▶ _Exercise task 1_:
Reproduce the passage below on generative models and probability in AI, from "Relationship Between Graphical" to "multiple hidden layers.".

▶ _Excerpted text_:
Unsupervised Learning for Generative Models:
Unsupervised learning aims to maximize the probability of a generative model generating sensory input. This approach focuses on modeling input structure rather than input-output relationships. Generative models can be energy-based (like Boltzmann machines) or causal models made of idealized neurons.

Historical Antipathy towards Probability in AI:
In the 1970s and early 1980s, probability was widely rejected in AI. Discrete symbol processing was favored, with the introduction of probabilities seen as contaminating. Patrick Henry Winston’s AI textbook exemplified this anti-probability sentiment.

Historical Perspective on AI and Probabilities:
John von Neumann predicted that theories of computation would align with thermodynamics, particularly Boltzmann’s work. Probabilities entered AI via graphical models, combining graph theory and probability theory.

Graphical Models:
Graphical models represent variable dependencies using discrete graphs. Belief nets are directed acyclic graphs with sparsely connected nodes, allowing efficient inference algorithms. Belief nets enable inference (determining unobserved variables) and learning (adjusting interactions to better generate training data).

Relationship Between Graphical Models and Neural Networks:
Early graphical models relied on experts for graph structure and conditional probabilities. Neural networks focused on learning, not interpretability or sparse connectivity. Neural network versions of belief nets, such as Boltzmann machines and sigmoid belief nets, exist.

Boltzmann Machines:
Boltzmann machines are energy-based generative models with binary stochastic neurons and symmetric connections. Learning in Boltzmann machines is challenging, especially with multiple hidden layers.

▶ _Exercise task 2_:
In the first block of entries below, write out the lines from the line with "registry-code-cell: [115, 457, 798, 468]" to the line with "registry-code-field: [118, 459, 142, 467]", both included.

▶ _Entries shown_:
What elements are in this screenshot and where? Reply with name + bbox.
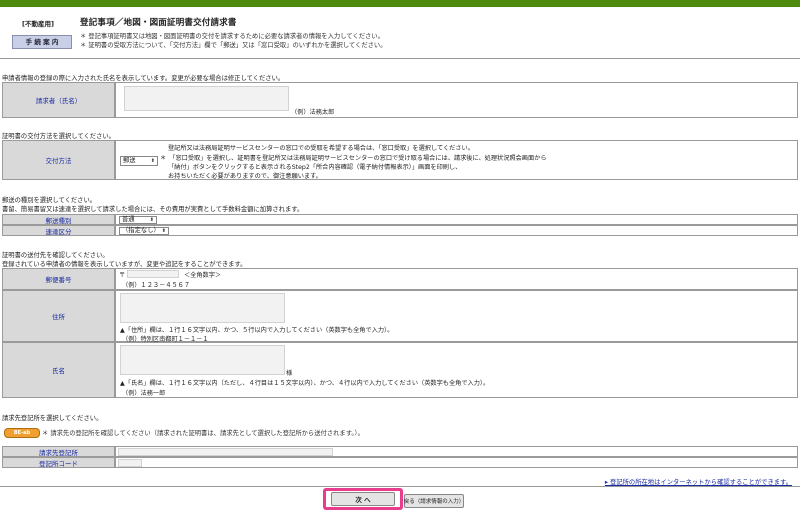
registry-code-cell: [115, 457, 798, 468]
express-select[interactable]: （指定なし） ⬍: [119, 227, 169, 235]
postal-code-input[interactable]: [127, 270, 179, 278]
postal-hint: ＜全角数字＞: [184, 272, 222, 279]
registry-code-label: 登記所コード: [2, 457, 115, 468]
registry-code-field: [118, 459, 142, 467]
name-cell: 様 ▲「氏名」欄は、１行１６文字以内（ただし、４行目は１５文字以内）、かつ、４行…: [115, 342, 798, 398]
select-arrow-icon: ⬍: [150, 158, 155, 164]
applicant-example: （例）法務太郎: [291, 109, 335, 116]
name-honorific: 様: [286, 370, 293, 377]
postal-label: 郵便番号: [2, 268, 115, 290]
name-note: ▲「氏名」欄は、１行１６文字以内（ただし、４行目は１５文字以内）、かつ、４行以内…: [120, 380, 490, 387]
top-color-bar: [0, 0, 800, 7]
registry-note: ＊ 請求先の登記所を確認してください（請求された証明書は、請求先として選択した登…: [42, 430, 364, 437]
registry-search-button[interactable]: BE-ab: [4, 428, 40, 438]
delivery-label: 交付方法: [2, 140, 115, 180]
next-button-highlight: 次 へ: [323, 488, 403, 510]
mail-type-intro-2: 書留、簡易書留又は速達を選択して請求した場合には、その費用が実費として手数料金額…: [2, 206, 304, 213]
address-label: 住所: [2, 290, 115, 342]
delivery-note-3: 「納付」ボタンをクリックすると表示されるStep2「所合内容確認（電子納付情報表…: [168, 164, 462, 171]
footer-divider: [0, 486, 800, 487]
category-tag: [不動産用]: [22, 20, 54, 28]
mail-type-select[interactable]: 普通 ⬍: [119, 216, 157, 224]
postal-cell: 〒 ＜全角数字＞ （例）１２３－４５６７: [115, 268, 798, 290]
address-note: ▲「住所」欄は、１行１６文字以内、かつ、５行以内で入力してください（英数字も全角…: [120, 327, 394, 334]
registry-location-link[interactable]: ▸ 登記所の所在地はインターネットから確認することができます。: [605, 477, 792, 486]
destination-intro-2: 登録されている申請者の情報を表示していますが、変更や追記をすることができます。: [2, 261, 247, 268]
registry-intro: 請求先登記所を選択してください。: [2, 415, 103, 422]
delivery-note-1: 登記所又は法務局証明サービスセンターの窓口での受取を希望する場合は、「窓口受取」…: [168, 145, 474, 152]
mail-type-cell: 普通 ⬍: [115, 214, 798, 225]
next-button[interactable]: 次 へ: [331, 492, 395, 506]
page-title: 登記事項／地図・図面証明書交付請求書: [80, 18, 237, 28]
address-input[interactable]: [120, 293, 285, 323]
recipient-name-input[interactable]: [120, 345, 285, 375]
back-button[interactable]: 戻る（請求情報の入力）: [404, 494, 464, 508]
destination-intro-1: 証明書の送付先を確認してください。: [2, 252, 109, 259]
applicant-name-input[interactable]: [124, 86, 289, 111]
registry-office-label: 請求先登記所: [2, 446, 115, 457]
applicant-cell: （例）法務太郎: [115, 82, 798, 118]
select-arrow-icon: ⬍: [149, 217, 154, 223]
procedure-guide-button[interactable]: 手 続 案 内: [12, 35, 72, 49]
registry-office-field: [118, 448, 333, 456]
header-note-2: ＊ 証明書の受取方法について、「交付方法」欄で「郵送」又は「窓口受取」のいずれか…: [80, 42, 387, 49]
delivery-note-2: ＊ 「窓口受取」を選択し、証明書を登記所又は法務局証明サービスセンターの窓口で受…: [160, 155, 547, 162]
address-cell: ▲「住所」欄は、１行１６文字以内、かつ、５行以内で入力してください（英数字も全角…: [115, 290, 798, 343]
express-label: 速達区分: [2, 225, 115, 236]
delivery-intro: 証明書の交付方法を選択してください。: [2, 133, 115, 140]
header-note-1: ＊ 登記事項証明書又は地図・図面証明書の交付を請求するために必要な請求者の情報を…: [80, 33, 384, 40]
postal-example: （例）１２３－４５６７: [122, 282, 191, 289]
mail-type-intro-1: 郵送の種別を選択してください。: [2, 197, 97, 204]
name-example: （例）法務一郎: [122, 390, 166, 397]
delivery-note-4: お持ちいただく必要がありますので、御注意願います。: [168, 173, 322, 180]
delivery-method-select[interactable]: 郵送 ⬍: [120, 156, 158, 166]
applicant-intro: 申請者情報の登録の際に入力された氏名を表示しています。変更が必要な場合は修正して…: [2, 75, 285, 82]
divider: [0, 58, 800, 59]
delivery-cell: 郵送 ⬍ 登記所又は法務局証明サービスセンターの窓口での受取を希望する場合は、「窓…: [115, 140, 798, 180]
mail-type-label: 郵送種別: [2, 214, 115, 225]
select-arrow-icon: ⬍: [161, 228, 166, 234]
registry-office-cell: [115, 446, 798, 457]
name-label: 氏名: [2, 342, 115, 398]
applicant-label: 請求者（氏名）: [2, 82, 115, 118]
express-cell: （指定なし） ⬍: [115, 225, 798, 236]
postal-prefix: 〒: [119, 272, 126, 279]
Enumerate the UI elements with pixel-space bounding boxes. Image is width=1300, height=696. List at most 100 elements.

▶ _Exercise answer 1_:
Relationship Between Graphical Models and Neural Networks:
Early graphical models relied on experts for graph structure and conditional probabilities. Neural networks focused on learning, not interpretability or sparse connectivity. Neural network versions of belief nets, such as Boltzmann machines and sigmoid belief nets, exist.

Boltzmann Machines:
Boltzmann machines are energy-based generative models with binary stochastic neurons and symmetric connections. Learning in Boltzmann machines is challenging, especially with multiple hidden layers.

▶ _Exercise answer 2_:
registry-code-cell: [115, 457, 798, 468]
express-select[interactable]: （指定なし） ⬍: [119, 227, 169, 235]
postal-code-input[interactable]: [127, 270, 179, 278]
postal-hint: ＜全角数字＞: [184, 272, 222, 279]
registry-code-label: 登記所コード: [2, 457, 115, 468]
registry-code-field: [118, 459, 142, 467]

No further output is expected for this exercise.